▶ _Text section_:
Ed Begley Jr.  ...  John 'Stumpy' Pepys
Dana Carvey  ...  
Jean Cromie  ...  Ethereal Fan
Chazz Dominguez  ...  Heavy Metal Fan
Fran Drescher  ...  
Christopher Guest  ...  Nigel Tufnel
Shari Hall  ...  Heavy Metal Fan
Tony Hendra  ...  Ian Faith
David Kaff  ...  Viv Savage
Bruno Kirby  ...  Tommy Pischedda
Danny Kortchmar  ...  Ronnie Pudding
Patrick Macnee  ...  
Patrick Maher  ...  New York M.C.
Michael McKean  ...  David St. Hubbins
R.J. Parnell  ...  Mick Shrimpton
Julie Payne  ...  
Harry Shearer  ...  Derek Smalls
Kimberly Stringer  ...  Heavy Metal Fan
Memo Vera  ...

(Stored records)
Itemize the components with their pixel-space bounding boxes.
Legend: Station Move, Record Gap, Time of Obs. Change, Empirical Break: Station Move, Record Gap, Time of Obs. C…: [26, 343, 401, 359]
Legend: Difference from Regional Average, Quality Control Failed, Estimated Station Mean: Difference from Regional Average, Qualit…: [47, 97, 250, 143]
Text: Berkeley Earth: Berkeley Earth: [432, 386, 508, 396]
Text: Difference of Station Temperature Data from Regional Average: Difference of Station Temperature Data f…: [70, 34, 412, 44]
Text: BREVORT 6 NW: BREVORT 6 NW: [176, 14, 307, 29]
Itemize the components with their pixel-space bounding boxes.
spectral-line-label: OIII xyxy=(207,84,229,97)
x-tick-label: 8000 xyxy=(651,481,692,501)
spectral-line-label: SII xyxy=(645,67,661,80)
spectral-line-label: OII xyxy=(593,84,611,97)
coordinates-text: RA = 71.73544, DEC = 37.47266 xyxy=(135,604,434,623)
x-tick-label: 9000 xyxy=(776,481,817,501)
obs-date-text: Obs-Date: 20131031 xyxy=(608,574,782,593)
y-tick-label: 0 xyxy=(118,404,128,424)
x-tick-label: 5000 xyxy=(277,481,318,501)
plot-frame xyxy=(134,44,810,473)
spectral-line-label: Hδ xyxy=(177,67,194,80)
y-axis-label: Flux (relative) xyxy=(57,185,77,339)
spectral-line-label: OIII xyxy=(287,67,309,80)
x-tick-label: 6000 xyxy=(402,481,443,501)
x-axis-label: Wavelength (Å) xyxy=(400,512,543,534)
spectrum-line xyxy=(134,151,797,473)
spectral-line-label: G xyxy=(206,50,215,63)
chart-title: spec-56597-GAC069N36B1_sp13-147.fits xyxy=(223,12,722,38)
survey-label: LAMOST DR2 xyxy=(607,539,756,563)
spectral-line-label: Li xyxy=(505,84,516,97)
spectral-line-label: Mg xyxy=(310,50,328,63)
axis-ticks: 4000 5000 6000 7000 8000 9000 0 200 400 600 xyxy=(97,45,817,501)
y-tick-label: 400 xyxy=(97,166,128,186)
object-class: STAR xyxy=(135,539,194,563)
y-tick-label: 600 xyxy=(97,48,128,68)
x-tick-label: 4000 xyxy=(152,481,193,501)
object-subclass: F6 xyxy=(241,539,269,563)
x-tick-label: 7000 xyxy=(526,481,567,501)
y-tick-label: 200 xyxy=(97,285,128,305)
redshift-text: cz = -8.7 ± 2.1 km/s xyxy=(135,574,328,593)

▶ _Assignment A_: According to the cast list, what role does Christopher Guest play?
▶ _Assignment B_: Decide whether each statement agrees with the cast list: (i) Harry Shearer plays Derek Smalls; (ii) Tony Hendra plays Viv Savage; (iii) Jean Cromie plays a Heavy Metal Fan. Answer yes or no for each and quote the deciding words.
▶ _Assignment C_: Write out the stretch of the cast list from "Ed Begley Jr.  ...  John" through "Patrick Macnee  ...".
The stored lines are separate material and are not part of the cast list.

▶ _Task output A_: Nigel Tufnel

▶ _Task output B_:
(i) Yes: "Harry Shearer  ...  Derek Smalls"
(ii) No: "Tony Hendra  ...  Ian Faith"
(iii) No: "Jean Cromie  ...  Ethereal Fan"

▶ _Task output C_:
Ed Begley Jr.  ...  John 'Stumpy' Pepys
Dana Carvey  ...  
Jean Cromie  ...  Ethereal Fan
Chazz Dominguez  ...  Heavy Metal Fan
Fran Drescher  ...  
Christopher Guest  ...  Nigel Tufnel
Shari Hall  ...  Heavy Metal Fan
Tony Hendra  ...  Ian Faith
David Kaff  ...  Viv Savage
Bruno Kirby  ...  Tommy Pischedda
Danny Kortchmar  ...  Ronnie Pudding
Patrick Macnee  ...